- _What you have to do_: Pictures do not belong in the copy; quote every entry below exactly.

- _Recorded data_:

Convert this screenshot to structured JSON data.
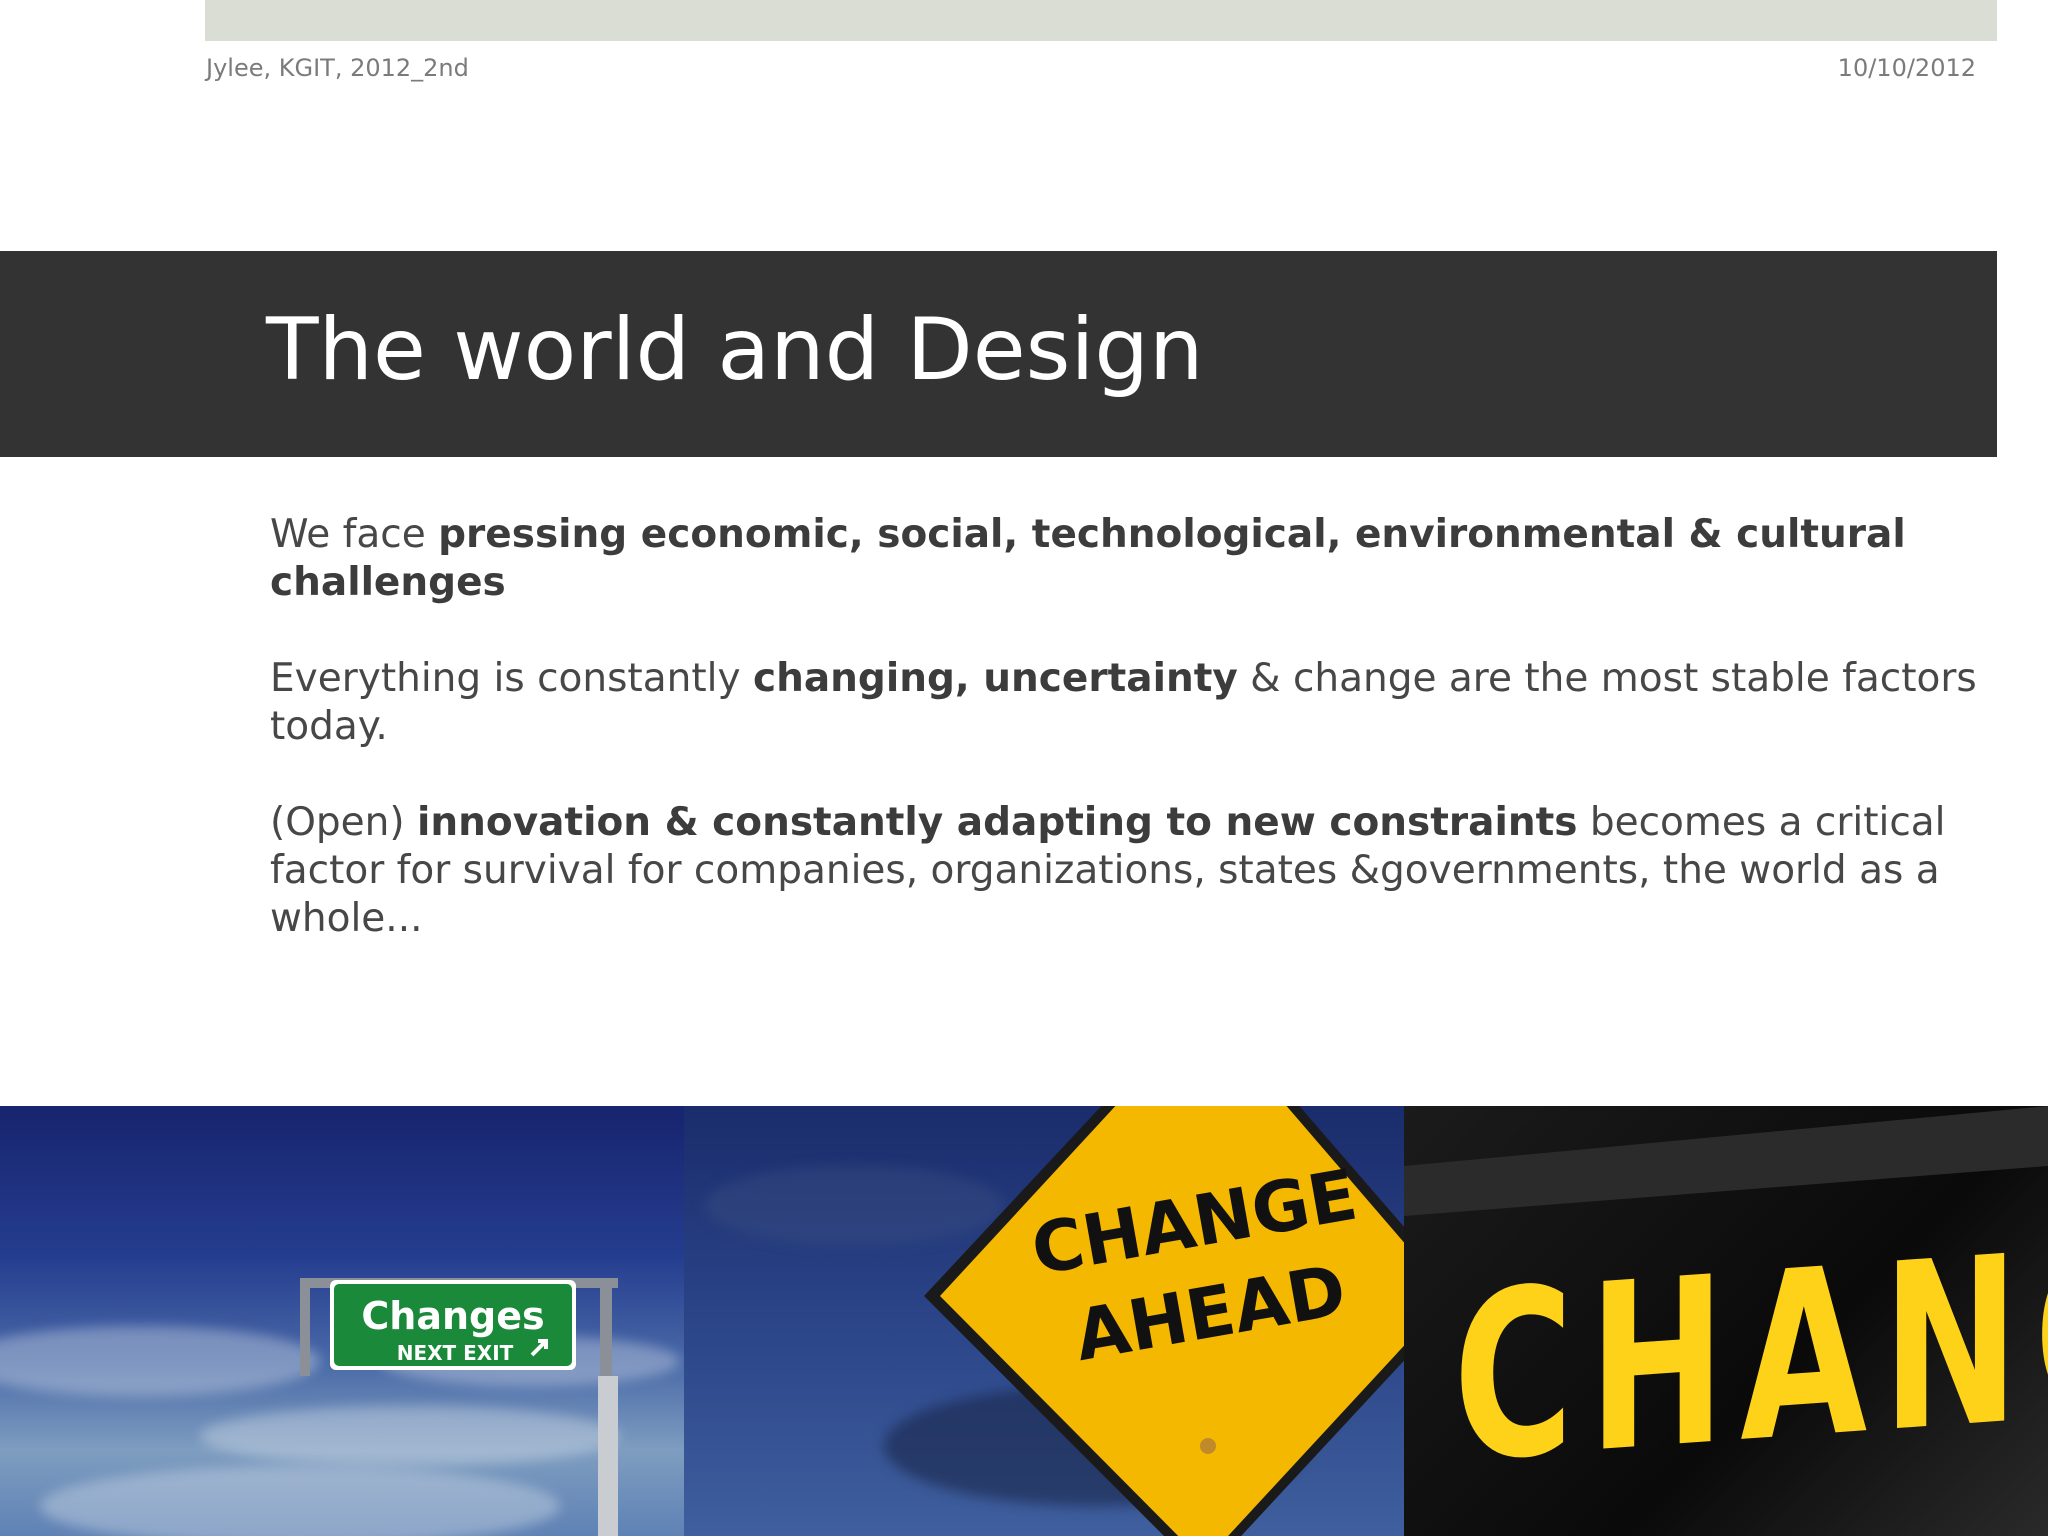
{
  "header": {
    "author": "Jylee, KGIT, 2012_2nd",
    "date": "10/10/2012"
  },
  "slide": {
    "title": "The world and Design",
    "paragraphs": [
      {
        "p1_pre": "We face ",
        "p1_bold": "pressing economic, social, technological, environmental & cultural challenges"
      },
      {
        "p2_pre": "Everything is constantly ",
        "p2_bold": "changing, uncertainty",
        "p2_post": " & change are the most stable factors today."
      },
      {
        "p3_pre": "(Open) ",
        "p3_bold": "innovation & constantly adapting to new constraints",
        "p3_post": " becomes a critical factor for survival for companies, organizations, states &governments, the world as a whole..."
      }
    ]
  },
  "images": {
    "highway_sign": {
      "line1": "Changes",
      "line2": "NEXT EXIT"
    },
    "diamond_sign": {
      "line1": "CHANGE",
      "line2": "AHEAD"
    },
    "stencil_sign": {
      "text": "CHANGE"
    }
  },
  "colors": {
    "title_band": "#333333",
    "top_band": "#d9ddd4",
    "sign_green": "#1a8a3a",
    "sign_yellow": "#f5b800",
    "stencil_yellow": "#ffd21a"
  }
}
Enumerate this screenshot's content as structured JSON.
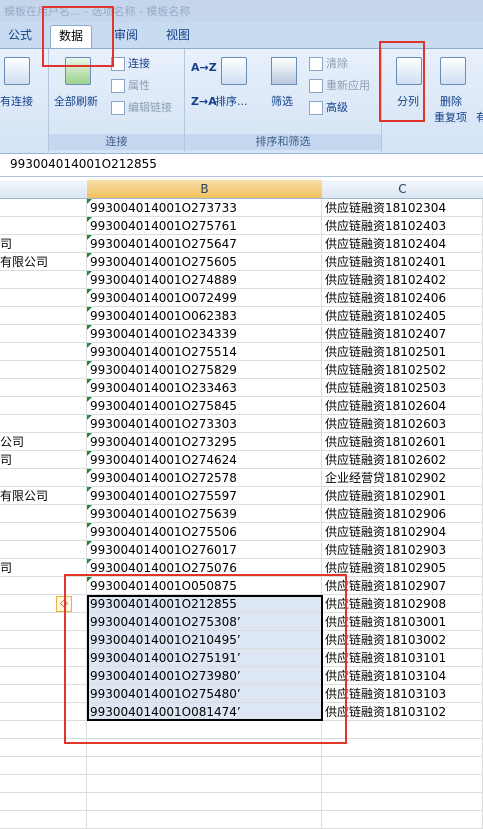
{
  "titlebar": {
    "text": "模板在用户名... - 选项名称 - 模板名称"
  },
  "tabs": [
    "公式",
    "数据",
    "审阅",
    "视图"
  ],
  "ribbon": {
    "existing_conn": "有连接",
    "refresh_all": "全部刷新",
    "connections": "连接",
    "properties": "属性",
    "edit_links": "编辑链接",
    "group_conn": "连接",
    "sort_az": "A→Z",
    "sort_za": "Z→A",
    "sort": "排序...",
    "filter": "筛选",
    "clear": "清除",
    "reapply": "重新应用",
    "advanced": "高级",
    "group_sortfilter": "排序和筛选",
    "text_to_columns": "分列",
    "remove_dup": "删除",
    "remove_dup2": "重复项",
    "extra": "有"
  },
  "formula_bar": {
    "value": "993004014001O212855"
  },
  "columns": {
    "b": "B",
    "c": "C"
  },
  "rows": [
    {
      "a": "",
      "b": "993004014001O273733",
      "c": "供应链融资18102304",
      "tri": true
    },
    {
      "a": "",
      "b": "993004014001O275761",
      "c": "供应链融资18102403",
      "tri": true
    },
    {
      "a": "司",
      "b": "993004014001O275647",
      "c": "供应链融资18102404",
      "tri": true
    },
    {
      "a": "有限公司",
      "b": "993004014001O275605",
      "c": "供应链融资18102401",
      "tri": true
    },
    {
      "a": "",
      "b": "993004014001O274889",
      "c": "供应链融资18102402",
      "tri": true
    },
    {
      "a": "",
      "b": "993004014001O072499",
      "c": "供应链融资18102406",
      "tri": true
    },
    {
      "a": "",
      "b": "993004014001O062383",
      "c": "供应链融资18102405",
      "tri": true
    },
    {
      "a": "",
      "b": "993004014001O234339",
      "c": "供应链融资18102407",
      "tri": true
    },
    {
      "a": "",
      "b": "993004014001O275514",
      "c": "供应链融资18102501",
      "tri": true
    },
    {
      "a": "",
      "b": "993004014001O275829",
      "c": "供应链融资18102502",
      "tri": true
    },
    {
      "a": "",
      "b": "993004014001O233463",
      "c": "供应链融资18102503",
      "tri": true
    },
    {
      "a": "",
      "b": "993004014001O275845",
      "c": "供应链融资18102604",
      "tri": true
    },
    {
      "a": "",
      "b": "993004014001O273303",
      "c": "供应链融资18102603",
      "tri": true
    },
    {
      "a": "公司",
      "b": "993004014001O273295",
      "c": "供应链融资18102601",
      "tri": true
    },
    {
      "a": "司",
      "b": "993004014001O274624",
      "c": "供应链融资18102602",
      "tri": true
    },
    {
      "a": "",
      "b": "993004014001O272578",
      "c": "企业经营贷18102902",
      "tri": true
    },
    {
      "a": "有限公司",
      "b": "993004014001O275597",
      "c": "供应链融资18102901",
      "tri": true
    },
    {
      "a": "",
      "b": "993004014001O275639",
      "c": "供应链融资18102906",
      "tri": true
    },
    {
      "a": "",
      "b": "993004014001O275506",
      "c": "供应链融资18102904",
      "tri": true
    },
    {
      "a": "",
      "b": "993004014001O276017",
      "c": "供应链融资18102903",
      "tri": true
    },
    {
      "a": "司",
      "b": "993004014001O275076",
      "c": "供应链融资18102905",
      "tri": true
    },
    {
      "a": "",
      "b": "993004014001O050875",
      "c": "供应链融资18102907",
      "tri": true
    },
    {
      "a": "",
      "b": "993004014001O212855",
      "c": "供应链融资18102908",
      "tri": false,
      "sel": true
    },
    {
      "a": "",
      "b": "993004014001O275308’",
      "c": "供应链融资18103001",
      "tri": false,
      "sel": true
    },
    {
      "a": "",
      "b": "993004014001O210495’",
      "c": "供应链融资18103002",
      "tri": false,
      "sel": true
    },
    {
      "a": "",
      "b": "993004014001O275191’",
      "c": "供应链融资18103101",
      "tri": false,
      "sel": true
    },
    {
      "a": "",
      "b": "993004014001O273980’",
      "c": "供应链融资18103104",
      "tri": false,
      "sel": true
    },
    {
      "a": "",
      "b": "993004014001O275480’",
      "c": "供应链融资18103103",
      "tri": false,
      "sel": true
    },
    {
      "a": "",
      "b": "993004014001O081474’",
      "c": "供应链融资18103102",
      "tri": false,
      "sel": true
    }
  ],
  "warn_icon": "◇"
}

- _Solution below_:
Convert this screenshot to structured JSON data.
{
  "header": {
    "author": "Jylee, KGIT, 2012_2nd",
    "date": "10/10/2012"
  },
  "slide": {
    "title": "The world and Design",
    "paragraphs": [
      {
        "p1_pre": "We face ",
        "p1_bold": "pressing economic, social, technological, environmental & cultural challenges"
      },
      {
        "p2_pre": "Everything is constantly ",
        "p2_bold": "changing, uncertainty",
        "p2_post": " & change are the most stable factors today."
      },
      {
        "p3_pre": "(Open) ",
        "p3_bold": "innovation & constantly adapting to new constraints",
        "p3_post": " becomes a critical factor for survival for companies, organizations, states &governments, the world as a whole..."
      }
    ]
  },
  "images": {
    "highway_sign": {
      "line1": "Changes",
      "line2": "NEXT EXIT"
    },
    "diamond_sign": {
      "line1": "CHANGE",
      "line2": "AHEAD"
    },
    "stencil_sign": {
      "text": "CHANGE"
    }
  },
  "colors": {
    "title_band": "#333333",
    "top_band": "#d9ddd4",
    "sign_green": "#1a8a3a",
    "sign_yellow": "#f5b800",
    "stencil_yellow": "#ffd21a"
  }
}
Enumerate this screenshot's content as structured JSON.
{
  "titlebar": {
    "text": "模板在用户名... - 选项名称 - 模板名称"
  },
  "tabs": [
    "公式",
    "数据",
    "审阅",
    "视图"
  ],
  "ribbon": {
    "existing_conn": "有连接",
    "refresh_all": "全部刷新",
    "connections": "连接",
    "properties": "属性",
    "edit_links": "编辑链接",
    "group_conn": "连接",
    "sort_az": "A→Z",
    "sort_za": "Z→A",
    "sort": "排序...",
    "filter": "筛选",
    "clear": "清除",
    "reapply": "重新应用",
    "advanced": "高级",
    "group_sortfilter": "排序和筛选",
    "text_to_columns": "分列",
    "remove_dup": "删除",
    "remove_dup2": "重复项",
    "extra": "有"
  },
  "formula_bar": {
    "value": "993004014001O212855"
  },
  "columns": {
    "b": "B",
    "c": "C"
  },
  "rows": [
    {
      "a": "",
      "b": "993004014001O273733",
      "c": "供应链融资18102304",
      "tri": true
    },
    {
      "a": "",
      "b": "993004014001O275761",
      "c": "供应链融资18102403",
      "tri": true
    },
    {
      "a": "司",
      "b": "993004014001O275647",
      "c": "供应链融资18102404",
      "tri": true
    },
    {
      "a": "有限公司",
      "b": "993004014001O275605",
      "c": "供应链融资18102401",
      "tri": true
    },
    {
      "a": "",
      "b": "993004014001O274889",
      "c": "供应链融资18102402",
      "tri": true
    },
    {
      "a": "",
      "b": "993004014001O072499",
      "c": "供应链融资18102406",
      "tri": true
    },
    {
      "a": "",
      "b": "993004014001O062383",
      "c": "供应链融资18102405",
      "tri": true
    },
    {
      "a": "",
      "b": "993004014001O234339",
      "c": "供应链融资18102407",
      "tri": true
    },
    {
      "a": "",
      "b": "993004014001O275514",
      "c": "供应链融资18102501",
      "tri": true
    },
    {
      "a": "",
      "b": "993004014001O275829",
      "c": "供应链融资18102502",
      "tri": true
    },
    {
      "a": "",
      "b": "993004014001O233463",
      "c": "供应链融资18102503",
      "tri": true
    },
    {
      "a": "",
      "b": "993004014001O275845",
      "c": "供应链融资18102604",
      "tri": true
    },
    {
      "a": "",
      "b": "993004014001O273303",
      "c": "供应链融资18102603",
      "tri": true
    },
    {
      "a": "公司",
      "b": "993004014001O273295",
      "c": "供应链融资18102601",
      "tri": true
    },
    {
      "a": "司",
      "b": "993004014001O274624",
      "c": "供应链融资18102602",
      "tri": true
    },
    {
      "a": "",
      "b": "993004014001O272578",
      "c": "企业经营贷18102902",
      "tri": true
    },
    {
      "a": "有限公司",
      "b": "993004014001O275597",
      "c": "供应链融资18102901",
      "tri": true
    },
    {
      "a": "",
      "b": "993004014001O275639",
      "c": "供应链融资18102906",
      "tri": true
    },
    {
      "a": "",
      "b": "993004014001O275506",
      "c": "供应链融资18102904",
      "tri": true
    },
    {
      "a": "",
      "b": "993004014001O276017",
      "c": "供应链融资18102903",
      "tri": true
    },
    {
      "a": "司",
      "b": "993004014001O275076",
      "c": "供应链融资18102905",
      "tri": true
    },
    {
      "a": "",
      "b": "993004014001O050875",
      "c": "供应链融资18102907",
      "tri": true
    },
    {
      "a": "",
      "b": "993004014001O212855",
      "c": "供应链融资18102908",
      "tri": false,
      "sel": true
    },
    {
      "a": "",
      "b": "993004014001O275308’",
      "c": "供应链融资18103001",
      "tri": false,
      "sel": true
    },
    {
      "a": "",
      "b": "993004014001O210495’",
      "c": "供应链融资18103002",
      "tri": false,
      "sel": true
    },
    {
      "a": "",
      "b": "993004014001O275191’",
      "c": "供应链融资18103101",
      "tri": false,
      "sel": true
    },
    {
      "a": "",
      "b": "993004014001O273980’",
      "c": "供应链融资18103104",
      "tri": false,
      "sel": true
    },
    {
      "a": "",
      "b": "993004014001O275480’",
      "c": "供应链融资18103103",
      "tri": false,
      "sel": true
    },
    {
      "a": "",
      "b": "993004014001O081474’",
      "c": "供应链融资18103102",
      "tri": false,
      "sel": true
    }
  ],
  "warn_icon": "◇"
}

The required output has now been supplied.